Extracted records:

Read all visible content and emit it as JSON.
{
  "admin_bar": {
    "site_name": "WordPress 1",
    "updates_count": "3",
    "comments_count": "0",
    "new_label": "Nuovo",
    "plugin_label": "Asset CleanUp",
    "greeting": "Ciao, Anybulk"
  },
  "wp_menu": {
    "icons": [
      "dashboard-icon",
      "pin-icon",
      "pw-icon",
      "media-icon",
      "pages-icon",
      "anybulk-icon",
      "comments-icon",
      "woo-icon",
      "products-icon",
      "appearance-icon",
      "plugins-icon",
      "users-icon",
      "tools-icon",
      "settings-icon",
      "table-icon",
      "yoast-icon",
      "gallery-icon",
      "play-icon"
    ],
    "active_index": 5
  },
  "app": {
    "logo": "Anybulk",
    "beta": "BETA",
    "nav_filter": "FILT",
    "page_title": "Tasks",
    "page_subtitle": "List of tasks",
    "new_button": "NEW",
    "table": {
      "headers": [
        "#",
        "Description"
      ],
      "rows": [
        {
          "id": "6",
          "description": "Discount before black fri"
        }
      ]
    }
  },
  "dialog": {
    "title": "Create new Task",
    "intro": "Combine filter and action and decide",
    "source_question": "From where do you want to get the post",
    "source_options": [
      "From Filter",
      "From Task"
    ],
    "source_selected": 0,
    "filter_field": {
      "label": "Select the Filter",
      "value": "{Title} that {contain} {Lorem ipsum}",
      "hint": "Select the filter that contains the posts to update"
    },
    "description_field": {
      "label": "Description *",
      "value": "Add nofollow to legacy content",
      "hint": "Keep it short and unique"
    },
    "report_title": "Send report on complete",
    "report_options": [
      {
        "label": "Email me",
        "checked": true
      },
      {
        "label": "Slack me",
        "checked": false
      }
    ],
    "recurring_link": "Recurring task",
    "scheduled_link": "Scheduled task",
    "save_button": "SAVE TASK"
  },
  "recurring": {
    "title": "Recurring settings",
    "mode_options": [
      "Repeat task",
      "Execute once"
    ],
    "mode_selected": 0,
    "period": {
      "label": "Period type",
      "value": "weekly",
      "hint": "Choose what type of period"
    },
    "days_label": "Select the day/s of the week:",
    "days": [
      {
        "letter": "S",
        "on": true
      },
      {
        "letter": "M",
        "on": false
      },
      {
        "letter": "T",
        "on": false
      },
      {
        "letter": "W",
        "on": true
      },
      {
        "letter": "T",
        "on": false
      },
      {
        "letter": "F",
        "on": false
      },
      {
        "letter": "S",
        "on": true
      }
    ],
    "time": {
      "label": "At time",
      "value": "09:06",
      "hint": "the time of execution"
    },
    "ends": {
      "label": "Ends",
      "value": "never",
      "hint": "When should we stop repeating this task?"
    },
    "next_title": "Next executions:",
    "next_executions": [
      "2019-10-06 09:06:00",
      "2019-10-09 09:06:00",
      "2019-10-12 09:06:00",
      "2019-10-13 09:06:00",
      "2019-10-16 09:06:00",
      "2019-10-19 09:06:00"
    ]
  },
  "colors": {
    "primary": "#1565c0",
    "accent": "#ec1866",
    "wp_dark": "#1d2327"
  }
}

# WORK INSTRUCTIONS
Every entry needs to be retyped exactly.

# RESULT FOR THIS TASK
Read all visible content and emit it as JSON.
{
  "admin_bar": {
    "site_name": "WordPress 1",
    "updates_count": "3",
    "comments_count": "0",
    "new_label": "Nuovo",
    "plugin_label": "Asset CleanUp",
    "greeting": "Ciao, Anybulk"
  },
  "wp_menu": {
    "icons": [
      "dashboard-icon",
      "pin-icon",
      "pw-icon",
      "media-icon",
      "pages-icon",
      "anybulk-icon",
      "comments-icon",
      "woo-icon",
      "products-icon",
      "appearance-icon",
      "plugins-icon",
      "users-icon",
      "tools-icon",
      "settings-icon",
      "table-icon",
      "yoast-icon",
      "gallery-icon",
      "play-icon"
    ],
    "active_index": 5
  },
  "app": {
    "logo": "Anybulk",
    "beta": "BETA",
    "nav_filter": "FILT",
    "page_title": "Tasks",
    "page_subtitle": "List of tasks",
    "new_button": "NEW",
    "table": {
      "headers": [
        "#",
        "Description"
      ],
      "rows": [
        {
          "id": "6",
          "description": "Discount before black fri"
        }
      ]
    }
  },
  "dialog": {
    "title": "Create new Task",
    "intro": "Combine filter and action and decide",
    "source_question": "From where do you want to get the post",
    "source_options": [
      "From Filter",
      "From Task"
    ],
    "source_selected": 0,
    "filter_field": {
      "label": "Select the Filter",
      "value": "{Title} that {contain} {Lorem ipsum}",
      "hint": "Select the filter that contains the posts to update"
    },
    "description_field": {
      "label": "Description *",
      "value": "Add nofollow to legacy content",
      "hint": "Keep it short and unique"
    },
    "report_title": "Send report on complete",
    "report_options": [
      {
        "label": "Email me",
        "checked": true
      },
      {
        "label": "Slack me",
        "checked": false
      }
    ],
    "recurring_link": "Recurring task",
    "scheduled_link": "Scheduled task",
    "save_button": "SAVE TASK"
  },
  "recurring": {
    "title": "Recurring settings",
    "mode_options": [
      "Repeat task",
      "Execute once"
    ],
    "mode_selected": 0,
    "period": {
      "label": "Period type",
      "value": "weekly",
      "hint": "Choose what type of period"
    },
    "days_label": "Select the day/s of the week:",
    "days": [
      {
        "letter": "S",
        "on": true
      },
      {
        "letter": "M",
        "on": false
      },
      {
        "letter": "T",
        "on": false
      },
      {
        "letter": "W",
        "on": true
      },
      {
        "letter": "T",
        "on": false
      },
      {
        "letter": "F",
        "on": false
      },
      {
        "letter": "S",
        "on": true
      }
    ],
    "time": {
      "label": "At time",
      "value": "09:06",
      "hint": "the time of execution"
    },
    "ends": {
      "label": "Ends",
      "value": "never",
      "hint": "When should we stop repeating this task?"
    },
    "next_title": "Next executions:",
    "next_executions": [
      "2019-10-06 09:06:00",
      "2019-10-09 09:06:00",
      "2019-10-12 09:06:00",
      "2019-10-13 09:06:00",
      "2019-10-16 09:06:00",
      "2019-10-19 09:06:00"
    ]
  },
  "colors": {
    "primary": "#1565c0",
    "accent": "#ec1866",
    "wp_dark": "#1d2327"
  }
}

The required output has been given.